Round 20 – St Kilda v Western Bulldogs: It’s a long season when you suck

 

 

Etihad Stadium

Saturday 4th August 2018

 

My sister Denise joined Uncle Bob, Aunty Betty, cousin Gary and me at the footy on Saturday night. She’s a Western Bulldogs supporter and if she’d reminded me earlier of this (“Every time I come and sit with you, we [Dogs] win”) she wouldn’t have been my footy guest, this night or ever again.

 

It’s Saturday night, we’d all come out for a game of footy that we thought may have been more even, (and in our dreams we might win) and we even had a terrific first quarter as Saints supporters.

 

Seb Ross, Jack Newnes, Jack Lonie and Tim Membrey all goaled in a first quarter that saw the Doggies only kick five behinds. For that minor moment in time, for that 25 minutes, we thought we were watching something very special. We thought we were in this game. We thought anything was possible.

GIVEN EXERCISE A: According to the match report, which four players kicked goals for the Saints in the first quarter?

DATA ROWS:
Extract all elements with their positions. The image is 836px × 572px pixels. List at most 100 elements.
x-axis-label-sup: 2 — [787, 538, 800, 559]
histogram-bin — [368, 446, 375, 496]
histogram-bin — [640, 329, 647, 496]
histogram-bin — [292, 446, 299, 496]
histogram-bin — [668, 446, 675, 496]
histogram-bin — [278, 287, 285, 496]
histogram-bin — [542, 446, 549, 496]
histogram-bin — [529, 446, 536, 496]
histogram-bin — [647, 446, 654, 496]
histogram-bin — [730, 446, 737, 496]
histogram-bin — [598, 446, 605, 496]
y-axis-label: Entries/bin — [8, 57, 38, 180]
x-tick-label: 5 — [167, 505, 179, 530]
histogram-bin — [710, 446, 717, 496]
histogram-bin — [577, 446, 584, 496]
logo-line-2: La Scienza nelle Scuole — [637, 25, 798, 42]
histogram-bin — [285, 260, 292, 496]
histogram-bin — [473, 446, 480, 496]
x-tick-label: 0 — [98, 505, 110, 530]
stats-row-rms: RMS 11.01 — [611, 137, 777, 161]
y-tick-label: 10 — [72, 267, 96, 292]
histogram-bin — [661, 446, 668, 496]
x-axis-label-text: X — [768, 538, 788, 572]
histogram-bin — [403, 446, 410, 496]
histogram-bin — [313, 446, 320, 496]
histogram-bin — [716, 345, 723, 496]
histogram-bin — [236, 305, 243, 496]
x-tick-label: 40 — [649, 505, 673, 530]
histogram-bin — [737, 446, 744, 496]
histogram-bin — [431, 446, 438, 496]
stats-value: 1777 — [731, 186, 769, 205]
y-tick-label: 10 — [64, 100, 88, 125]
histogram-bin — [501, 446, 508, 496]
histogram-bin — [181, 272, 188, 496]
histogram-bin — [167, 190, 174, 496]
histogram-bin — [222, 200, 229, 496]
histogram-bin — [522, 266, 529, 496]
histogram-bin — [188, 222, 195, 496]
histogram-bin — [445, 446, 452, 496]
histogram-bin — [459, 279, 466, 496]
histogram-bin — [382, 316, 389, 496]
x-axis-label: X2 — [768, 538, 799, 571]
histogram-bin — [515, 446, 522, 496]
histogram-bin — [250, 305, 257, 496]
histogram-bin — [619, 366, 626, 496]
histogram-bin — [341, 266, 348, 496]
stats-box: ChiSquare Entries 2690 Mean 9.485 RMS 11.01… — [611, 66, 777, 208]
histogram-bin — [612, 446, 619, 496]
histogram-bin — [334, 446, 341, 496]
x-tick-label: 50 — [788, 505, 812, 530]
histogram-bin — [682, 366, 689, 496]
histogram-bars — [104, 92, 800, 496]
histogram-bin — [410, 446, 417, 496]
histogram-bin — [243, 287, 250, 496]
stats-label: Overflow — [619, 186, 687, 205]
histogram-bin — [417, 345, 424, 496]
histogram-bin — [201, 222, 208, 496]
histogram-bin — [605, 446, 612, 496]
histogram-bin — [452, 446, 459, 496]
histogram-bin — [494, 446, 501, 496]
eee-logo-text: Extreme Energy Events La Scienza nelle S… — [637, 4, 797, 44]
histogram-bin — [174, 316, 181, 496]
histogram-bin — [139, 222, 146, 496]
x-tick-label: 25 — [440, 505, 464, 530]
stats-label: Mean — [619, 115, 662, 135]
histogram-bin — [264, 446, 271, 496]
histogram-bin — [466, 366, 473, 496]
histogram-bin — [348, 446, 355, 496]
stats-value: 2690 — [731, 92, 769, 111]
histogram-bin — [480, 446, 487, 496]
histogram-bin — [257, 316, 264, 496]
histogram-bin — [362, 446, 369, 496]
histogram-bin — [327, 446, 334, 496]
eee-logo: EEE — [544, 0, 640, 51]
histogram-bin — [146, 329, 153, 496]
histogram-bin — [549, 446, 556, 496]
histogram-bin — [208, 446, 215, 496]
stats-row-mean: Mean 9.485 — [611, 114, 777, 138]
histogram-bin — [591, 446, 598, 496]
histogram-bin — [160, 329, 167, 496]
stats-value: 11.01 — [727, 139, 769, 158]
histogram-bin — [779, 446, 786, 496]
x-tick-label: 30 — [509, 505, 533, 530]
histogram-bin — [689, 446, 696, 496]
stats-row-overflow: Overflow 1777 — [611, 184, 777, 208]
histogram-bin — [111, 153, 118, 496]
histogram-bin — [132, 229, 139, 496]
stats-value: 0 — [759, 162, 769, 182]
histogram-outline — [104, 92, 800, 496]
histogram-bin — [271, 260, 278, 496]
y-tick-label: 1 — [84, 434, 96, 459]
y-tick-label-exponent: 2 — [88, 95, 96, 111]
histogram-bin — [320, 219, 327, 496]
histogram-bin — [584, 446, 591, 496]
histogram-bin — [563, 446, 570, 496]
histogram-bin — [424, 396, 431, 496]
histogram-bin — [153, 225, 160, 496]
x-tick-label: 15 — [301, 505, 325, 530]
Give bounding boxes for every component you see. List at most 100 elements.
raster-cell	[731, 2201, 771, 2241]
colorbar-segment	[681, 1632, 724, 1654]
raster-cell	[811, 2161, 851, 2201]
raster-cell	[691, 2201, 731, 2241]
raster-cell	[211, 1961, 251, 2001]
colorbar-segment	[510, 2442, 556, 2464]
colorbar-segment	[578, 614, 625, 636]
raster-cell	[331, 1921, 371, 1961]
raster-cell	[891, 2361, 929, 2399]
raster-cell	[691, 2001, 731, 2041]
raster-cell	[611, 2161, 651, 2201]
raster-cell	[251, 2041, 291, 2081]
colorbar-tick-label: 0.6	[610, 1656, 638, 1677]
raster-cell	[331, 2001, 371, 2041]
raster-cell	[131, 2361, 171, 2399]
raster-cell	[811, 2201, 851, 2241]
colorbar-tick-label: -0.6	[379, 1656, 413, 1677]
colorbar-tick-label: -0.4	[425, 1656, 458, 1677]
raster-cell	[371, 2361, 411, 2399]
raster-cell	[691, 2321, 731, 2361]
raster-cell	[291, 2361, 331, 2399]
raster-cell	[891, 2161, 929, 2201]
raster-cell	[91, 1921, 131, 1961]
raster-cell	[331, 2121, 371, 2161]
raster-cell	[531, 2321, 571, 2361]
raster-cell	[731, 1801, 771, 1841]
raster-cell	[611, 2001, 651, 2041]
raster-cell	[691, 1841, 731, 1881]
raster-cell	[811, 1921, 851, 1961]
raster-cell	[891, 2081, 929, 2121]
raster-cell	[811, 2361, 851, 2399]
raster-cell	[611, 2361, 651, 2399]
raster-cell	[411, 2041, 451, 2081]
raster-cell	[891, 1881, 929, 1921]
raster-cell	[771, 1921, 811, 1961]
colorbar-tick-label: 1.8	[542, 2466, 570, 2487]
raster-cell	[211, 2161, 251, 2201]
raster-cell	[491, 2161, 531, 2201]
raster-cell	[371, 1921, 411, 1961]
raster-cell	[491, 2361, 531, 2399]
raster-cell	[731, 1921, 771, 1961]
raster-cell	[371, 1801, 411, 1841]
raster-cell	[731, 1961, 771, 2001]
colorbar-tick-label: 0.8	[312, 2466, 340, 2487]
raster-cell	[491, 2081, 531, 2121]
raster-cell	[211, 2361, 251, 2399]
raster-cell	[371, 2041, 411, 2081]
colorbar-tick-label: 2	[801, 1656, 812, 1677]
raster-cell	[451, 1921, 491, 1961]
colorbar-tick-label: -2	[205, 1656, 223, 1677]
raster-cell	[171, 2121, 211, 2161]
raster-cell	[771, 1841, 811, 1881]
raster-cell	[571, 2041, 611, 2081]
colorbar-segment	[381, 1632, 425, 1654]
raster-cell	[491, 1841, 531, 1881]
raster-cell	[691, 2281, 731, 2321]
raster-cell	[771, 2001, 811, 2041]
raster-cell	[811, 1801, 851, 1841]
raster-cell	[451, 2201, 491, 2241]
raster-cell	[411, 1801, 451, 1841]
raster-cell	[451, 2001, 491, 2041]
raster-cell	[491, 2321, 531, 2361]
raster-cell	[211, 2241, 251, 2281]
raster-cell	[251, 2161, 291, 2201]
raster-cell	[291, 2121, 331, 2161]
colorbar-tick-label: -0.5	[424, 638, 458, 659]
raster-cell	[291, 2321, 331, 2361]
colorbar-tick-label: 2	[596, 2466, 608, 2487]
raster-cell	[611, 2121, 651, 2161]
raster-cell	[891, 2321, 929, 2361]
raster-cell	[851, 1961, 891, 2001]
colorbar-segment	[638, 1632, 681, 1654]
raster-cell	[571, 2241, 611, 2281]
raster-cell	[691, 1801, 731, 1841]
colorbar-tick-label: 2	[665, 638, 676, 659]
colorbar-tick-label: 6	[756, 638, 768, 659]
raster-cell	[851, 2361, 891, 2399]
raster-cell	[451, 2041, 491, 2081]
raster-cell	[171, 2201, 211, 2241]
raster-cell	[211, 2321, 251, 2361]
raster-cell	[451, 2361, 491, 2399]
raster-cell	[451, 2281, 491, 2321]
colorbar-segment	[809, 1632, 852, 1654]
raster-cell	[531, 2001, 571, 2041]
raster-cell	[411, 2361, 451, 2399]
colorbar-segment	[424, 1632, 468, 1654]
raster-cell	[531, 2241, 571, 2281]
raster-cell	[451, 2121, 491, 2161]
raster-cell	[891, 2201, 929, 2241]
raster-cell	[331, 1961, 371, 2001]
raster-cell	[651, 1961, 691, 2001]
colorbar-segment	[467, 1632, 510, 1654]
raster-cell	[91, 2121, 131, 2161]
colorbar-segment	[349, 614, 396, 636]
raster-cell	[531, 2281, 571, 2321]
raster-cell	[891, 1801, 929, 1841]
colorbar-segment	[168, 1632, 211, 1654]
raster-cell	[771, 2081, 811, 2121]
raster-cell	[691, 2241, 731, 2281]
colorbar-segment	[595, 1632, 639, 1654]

GIVEN EXERCISE B: Convert the listing, from its first line through the line containing "histogram-bin — [730, 446, 737, 496]", into a Markdown table with the columns n and Line, giving each line a row number and leaving out blank lines.

COMPLETE ANSWER A: Seb Ross, Jack Newnes, Jack Lonie and Tim Membrey.

COMPLETE ANSWER B:
| n | Line |
|---|---|
| 1 | Extract all elements with their positions. The image is 836px × 572px pixels. List at most 100 elements. |
| 2 | x-axis-label-sup: 2 — [787, 538, 800, 559] |
| 3 | histogram-bin — [368, 446, 375, 496] |
| 4 | histogram-bin — [640, 329, 647, 496] |
| 5 | histogram-bin — [292, 446, 299, 496] |
| 6 | histogram-bin — [668, 446, 675, 496] |
| 7 | histogram-bin — [278, 287, 285, 496] |
| 8 | histogram-bin — [542, 446, 549, 496] |
| 9 | histogram-bin — [529, 446, 536, 496] |
| 10 | histogram-bin — [647, 446, 654, 496] |
| 11 | histogram-bin — [730, 446, 737, 496] |